Dataset records:

◇ ◇ ◇ ◇ ◇ ◇ ◇

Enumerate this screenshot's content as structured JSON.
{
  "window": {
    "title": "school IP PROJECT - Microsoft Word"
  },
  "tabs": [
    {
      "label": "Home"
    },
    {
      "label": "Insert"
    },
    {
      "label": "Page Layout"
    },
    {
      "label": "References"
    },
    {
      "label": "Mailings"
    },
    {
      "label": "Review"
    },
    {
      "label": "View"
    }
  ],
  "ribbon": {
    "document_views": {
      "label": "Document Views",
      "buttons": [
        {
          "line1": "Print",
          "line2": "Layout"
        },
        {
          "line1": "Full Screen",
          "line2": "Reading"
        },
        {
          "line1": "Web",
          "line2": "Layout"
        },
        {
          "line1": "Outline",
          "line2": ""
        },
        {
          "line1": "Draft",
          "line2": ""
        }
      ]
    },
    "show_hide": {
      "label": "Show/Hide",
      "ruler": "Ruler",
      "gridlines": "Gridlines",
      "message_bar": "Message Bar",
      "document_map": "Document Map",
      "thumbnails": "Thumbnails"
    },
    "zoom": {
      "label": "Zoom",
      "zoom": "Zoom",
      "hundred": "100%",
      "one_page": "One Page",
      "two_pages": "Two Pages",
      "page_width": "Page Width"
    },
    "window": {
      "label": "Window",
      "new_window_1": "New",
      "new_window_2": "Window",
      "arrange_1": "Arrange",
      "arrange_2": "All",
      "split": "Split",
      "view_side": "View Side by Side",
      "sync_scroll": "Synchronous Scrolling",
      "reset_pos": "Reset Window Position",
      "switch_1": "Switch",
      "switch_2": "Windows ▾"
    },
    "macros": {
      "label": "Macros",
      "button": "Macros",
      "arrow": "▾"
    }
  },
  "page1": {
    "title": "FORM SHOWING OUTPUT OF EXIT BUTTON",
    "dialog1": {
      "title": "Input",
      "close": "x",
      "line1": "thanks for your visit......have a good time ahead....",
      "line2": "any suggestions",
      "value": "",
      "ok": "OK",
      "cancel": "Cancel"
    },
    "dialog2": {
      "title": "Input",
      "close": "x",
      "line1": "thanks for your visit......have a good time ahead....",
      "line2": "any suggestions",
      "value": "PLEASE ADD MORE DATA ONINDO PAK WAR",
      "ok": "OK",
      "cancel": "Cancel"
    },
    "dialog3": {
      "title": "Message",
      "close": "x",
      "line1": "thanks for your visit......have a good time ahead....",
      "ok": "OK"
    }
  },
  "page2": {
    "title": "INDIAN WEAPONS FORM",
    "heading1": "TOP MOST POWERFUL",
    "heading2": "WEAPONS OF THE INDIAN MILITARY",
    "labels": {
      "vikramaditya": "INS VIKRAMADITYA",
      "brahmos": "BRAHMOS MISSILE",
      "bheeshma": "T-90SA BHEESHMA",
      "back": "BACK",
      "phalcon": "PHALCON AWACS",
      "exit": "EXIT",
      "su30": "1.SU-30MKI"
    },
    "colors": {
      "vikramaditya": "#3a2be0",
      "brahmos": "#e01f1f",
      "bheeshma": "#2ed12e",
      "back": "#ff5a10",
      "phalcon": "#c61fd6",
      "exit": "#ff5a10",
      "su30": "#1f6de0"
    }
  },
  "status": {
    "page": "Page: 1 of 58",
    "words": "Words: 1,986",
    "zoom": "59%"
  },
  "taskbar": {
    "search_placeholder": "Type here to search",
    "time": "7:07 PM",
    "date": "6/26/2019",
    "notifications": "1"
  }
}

◇ ◇ ◇ ◇ ◇ ◇ ◇

◆ TASK STATEMENT ◆
Reproduce every line of the data verbatim.

◆ THE REPLY ◆
Enumerate this screenshot's content as structured JSON.
{
  "window": {
    "title": "school IP PROJECT - Microsoft Word"
  },
  "tabs": [
    {
      "label": "Home"
    },
    {
      "label": "Insert"
    },
    {
      "label": "Page Layout"
    },
    {
      "label": "References"
    },
    {
      "label": "Mailings"
    },
    {
      "label": "Review"
    },
    {
      "label": "View"
    }
  ],
  "ribbon": {
    "document_views": {
      "label": "Document Views",
      "buttons": [
        {
          "line1": "Print",
          "line2": "Layout"
        },
        {
          "line1": "Full Screen",
          "line2": "Reading"
        },
        {
          "line1": "Web",
          "line2": "Layout"
        },
        {
          "line1": "Outline",
          "line2": ""
        },
        {
          "line1": "Draft",
          "line2": ""
        }
      ]
    },
    "show_hide": {
      "label": "Show/Hide",
      "ruler": "Ruler",
      "gridlines": "Gridlines",
      "message_bar": "Message Bar",
      "document_map": "Document Map",
      "thumbnails": "Thumbnails"
    },
    "zoom": {
      "label": "Zoom",
      "zoom": "Zoom",
      "hundred": "100%",
      "one_page": "One Page",
      "two_pages": "Two Pages",
      "page_width": "Page Width"
    },
    "window": {
      "label": "Window",
      "new_window_1": "New",
      "new_window_2": "Window",
      "arrange_1": "Arrange",
      "arrange_2": "All",
      "split": "Split",
      "view_side": "View Side by Side",
      "sync_scroll": "Synchronous Scrolling",
      "reset_pos": "Reset Window Position",
      "switch_1": "Switch",
      "switch_2": "Windows ▾"
    },
    "macros": {
      "label": "Macros",
      "button": "Macros",
      "arrow": "▾"
    }
  },
  "page1": {
    "title": "FORM SHOWING OUTPUT OF EXIT BUTTON",
    "dialog1": {
      "title": "Input",
      "close": "x",
      "line1": "thanks for your visit......have a good time ahead....",
      "line2": "any suggestions",
      "value": "",
      "ok": "OK",
      "cancel": "Cancel"
    },
    "dialog2": {
      "title": "Input",
      "close": "x",
      "line1": "thanks for your visit......have a good time ahead....",
      "line2": "any suggestions",
      "value": "PLEASE ADD MORE DATA ONINDO PAK WAR",
      "ok": "OK",
      "cancel": "Cancel"
    },
    "dialog3": {
      "title": "Message",
      "close": "x",
      "line1": "thanks for your visit......have a good time ahead....",
      "ok": "OK"
    }
  },
  "page2": {
    "title": "INDIAN WEAPONS FORM",
    "heading1": "TOP MOST POWERFUL",
    "heading2": "WEAPONS OF THE INDIAN MILITARY",
    "labels": {
      "vikramaditya": "INS VIKRAMADITYA",
      "brahmos": "BRAHMOS MISSILE",
      "bheeshma": "T-90SA BHEESHMA",
      "back": "BACK",
      "phalcon": "PHALCON AWACS",
      "exit": "EXIT",
      "su30": "1.SU-30MKI"
    },
    "colors": {
      "vikramaditya": "#3a2be0",
      "brahmos": "#e01f1f",
      "bheeshma": "#2ed12e",
      "back": "#ff5a10",
      "phalcon": "#c61fd6",
      "exit": "#ff5a10",
      "su30": "#1f6de0"
    }
  },
  "status": {
    "page": "Page: 1 of 58",
    "words": "Words: 1,986",
    "zoom": "59%"
  },
  "taskbar": {
    "search_placeholder": "Type here to search",
    "time": "7:07 PM",
    "date": "6/26/2019",
    "notifications": "1"
  }
}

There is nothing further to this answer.